[Tasks to complete]
A) From the actor-critic introduction below, print the stretch from "I will discuss" through "couple of functions.".
B) Answer these from the actor-critic introduction below:
(i) What two things does the actor-critic method learn?
(ii) What does the policy gradient method often suffer from during training?
(iii) In Q-learning, what is estimated, and what is kept?

Intro to Actor-Critic Method
The actor-critic method is one of the methods in reinforcement learning (RL), in which we learn both the value function and the policy. In the policy gradient method, we learned only the policy and relied on a multitude of observations for reward estimation. In Q-learning (to be discussed in the later post), we estimate only the reward, while keeping the policy.
I will discuss the actor-critic method by comparing it against the policy gradient method (discussed in this post), so getting a bit of refresher on policy gradient will make this post easier to understand!
The policy gradient method often suffers from high variance during training. The actor-critic method attempts to reduce the variance by fitting functions that are components of the true objective. But first, let’s define a couple of functions.

[Record extracts]
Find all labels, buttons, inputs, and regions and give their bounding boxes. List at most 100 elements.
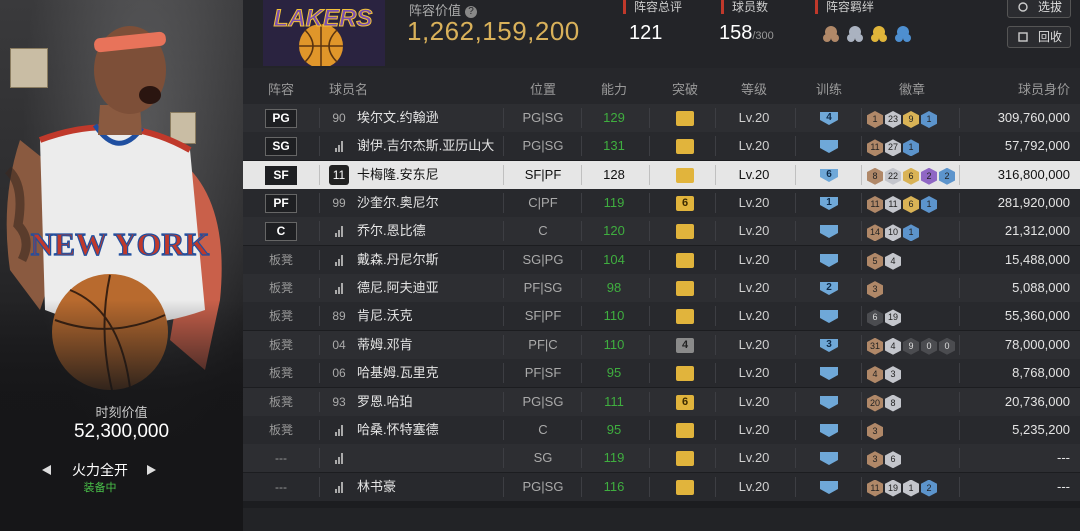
select-button-label: 选拔: [1038, 0, 1063, 14]
badge-list[interactable]: 31 4 9 0 0: [867, 336, 957, 355]
player-level: Lv.20: [738, 138, 770, 154]
table-row[interactable]: SG 谢伊.吉尔杰斯.亚历山大 PG|SG 131 Lv.20 11 27 1 57,792,0…: [243, 132, 1080, 161]
player-name[interactable]: 戴森.丹尼尔斯: [357, 246, 439, 274]
next-card-arrow-icon[interactable]: [144, 462, 158, 478]
table-row[interactable]: 板凳 04 蒂姆.邓肯 PF|C 110 4 Lv.20 3 31 4 9 0 0 78,000,000: [243, 330, 1080, 359]
badge-list[interactable]: 20 8: [867, 393, 903, 412]
player-count: 158: [719, 22, 753, 44]
col-lineup: 阵容: [267, 82, 294, 97]
player-name[interactable]: 罗恩.哈珀: [357, 388, 413, 416]
table-row[interactable]: PG 90 埃尔文.约翰逊 PG|SG 129 Lv.20 4 1 23 9 1 309,760,00…: [243, 104, 1080, 132]
lineup-chemistry-label: 阵容羁绊: [815, 0, 874, 14]
badge-count: 4: [885, 337, 901, 355]
training-shield-icon: [820, 140, 838, 154]
badge-list[interactable]: 3: [867, 279, 885, 299]
column-divider: [861, 221, 862, 242]
table-row[interactable]: --- 林书豪 PG|SG 116 Lv.20 11 19 1 2 ---: [243, 472, 1080, 501]
player-position: C: [538, 223, 548, 239]
training-shield-icon: [820, 452, 838, 466]
player-level: Lv.20: [738, 421, 770, 437]
lineup-slot-badge: SF: [265, 165, 297, 185]
player-name[interactable]: 谢伊.吉尔杰斯.亚历山大: [357, 132, 494, 160]
column-divider: [503, 419, 504, 440]
table-row[interactable]: SF 11 卡梅隆.安东尼 SF|PF 128 Lv.20 6 8 22 6 2 2 316,800,0…: [243, 160, 1080, 189]
chemistry-blue-icon: [895, 26, 911, 42]
badge-list[interactable]: 43: [867, 364, 903, 384]
column-divider: [795, 221, 796, 242]
table-row[interactable]: --- SG 119 Lv.20 3 6 ---: [243, 444, 1080, 473]
column-divider: [861, 193, 862, 214]
jersey-number: 04: [332, 337, 346, 352]
column-divider: [861, 391, 862, 412]
player-name[interactable]: 蒂姆.邓肯: [357, 331, 413, 359]
player-ability: 110: [603, 336, 625, 352]
badge-list[interactable]: 14 10 1: [867, 222, 921, 242]
table-row[interactable]: 板凳 戴森.丹尼尔斯 SG|PG 104 Lv.20 5 4 15,488,000: [243, 245, 1080, 274]
column-divider: [715, 391, 716, 412]
breakthrough-crown-icon: [676, 479, 694, 495]
player-name[interactable]: 林书豪: [357, 473, 396, 501]
table-row[interactable]: 板凳 哈桑.怀特塞德 C 95 Lv.20 3 5,235,200: [243, 415, 1080, 444]
table-row[interactable]: PF 99 沙奎尔.奥尼尔 C|PF 119 6 Lv.20 1 11 11 6 1 281,920,0…: [243, 189, 1080, 218]
column-divider: [581, 221, 582, 242]
player-name[interactable]: 哈桑.怀特塞德: [357, 416, 439, 444]
table-row[interactable]: C 乔尔.恩比德 C 120 Lv.20 14 10 1 21,312,000: [243, 217, 1080, 246]
previous-card-arrow-icon[interactable]: [40, 462, 54, 478]
recycle-button-label: 回收: [1038, 30, 1063, 44]
player-name[interactable]: 哈基姆.瓦里克: [357, 359, 439, 387]
badge-list[interactable]: 11 19 1 2: [867, 478, 939, 497]
player-ability: 98: [606, 280, 622, 296]
training-shield-icon: [820, 480, 838, 494]
column-divider: [319, 164, 320, 185]
badge-list[interactable]: 8 22 6 2 2: [867, 166, 957, 185]
badge-list[interactable]: 11 11 6 1: [867, 194, 939, 214]
badge-list[interactable]: 3: [867, 421, 885, 440]
table-row[interactable]: 板凳 93 罗恩.哈珀 PG|SG 111 6 Lv.20 20 8 20,736,000: [243, 387, 1080, 416]
recycle-button[interactable]: 回收: [1007, 26, 1071, 48]
table-row[interactable]: 板凳 德尼.阿夫迪亚 PF|SG 98 Lv.20 2 3 5,088,000: [243, 274, 1080, 303]
column-divider: [581, 278, 582, 299]
column-divider: [503, 108, 504, 128]
player-ability: 116: [603, 478, 625, 494]
player-name[interactable]: 肯尼.沃克: [357, 302, 413, 330]
badge-count: 14: [867, 224, 883, 242]
player-count-max: /300: [752, 30, 774, 42]
column-divider: [319, 136, 320, 157]
table-row[interactable]: 板凳 06 哈基姆.瓦里克 PF|SF 95 Lv.20 4 3 8,768,000: [243, 359, 1080, 388]
column-divider: [649, 419, 650, 440]
badge-count: 3: [867, 451, 883, 469]
roster-table: 阵容 球员名 位置 能力 突破 等级 训练 徽章 球员身价 PG 90 埃尔文.约翰…: [243, 68, 1080, 508]
badge-list[interactable]: 1 23 9 1: [867, 109, 939, 128]
player-name[interactable]: 德尼.阿夫迪亚: [357, 274, 439, 302]
badge-list[interactable]: 11 27 1: [867, 137, 921, 157]
badge-list[interactable]: 54: [867, 251, 903, 270]
badge-list[interactable]: 6 19: [867, 307, 903, 327]
player-position: PF|SG: [523, 280, 563, 296]
table-row[interactable]: 板凳 89 肯尼.沃克 SF|PF 110 Lv.20 6 19 55,360,000: [243, 302, 1080, 331]
player-name[interactable]: 乔尔.恩比德: [357, 217, 426, 245]
column-divider: [795, 476, 796, 497]
player-name[interactable]: 沙奎尔.奥尼尔: [357, 189, 439, 217]
player-name[interactable]: 埃尔文.约翰逊: [357, 104, 439, 132]
column-divider: [795, 136, 796, 157]
column-divider: [715, 136, 716, 157]
column-divider: [649, 306, 650, 327]
lineup-slot: 板凳: [268, 309, 293, 324]
badge-list[interactable]: 36: [867, 449, 903, 469]
player-name[interactable]: 卡梅隆.安东尼: [357, 161, 439, 189]
column-divider: [959, 221, 960, 242]
lineup-slot-badge: SG: [265, 137, 297, 157]
column-divider: [581, 249, 582, 270]
badge-count: 8: [885, 394, 901, 412]
column-divider: [715, 448, 716, 469]
lineup-slot: 板凳: [268, 281, 293, 296]
column-divider: [715, 164, 716, 185]
column-divider: [581, 193, 582, 214]
chemistry-icons[interactable]: [821, 20, 921, 44]
lineup-slot: 板凳: [268, 337, 293, 352]
column-divider: [581, 476, 582, 497]
select-button[interactable]: 选拔: [1007, 0, 1071, 18]
col-badges: 徽章: [898, 82, 925, 97]
card-selector: 火力全开: [40, 459, 160, 481]
badge-count: 31: [867, 337, 883, 355]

[The replies]
A)
I will discuss the actor-critic method by comparing it against the policy gradient method (discussed in this post), so getting a bit of refresher on policy gradient will make this post easier to understand!
The policy gradient method often suffers from high variance during training. The actor-critic method attempts to reduce the variance by fitting functions that are components of the true objective. But first, let’s define a couple of functions.

B)
(i) Both the value function and the policy.
(ii) High variance.
(iii) Only the reward is estimated, while the policy is kept.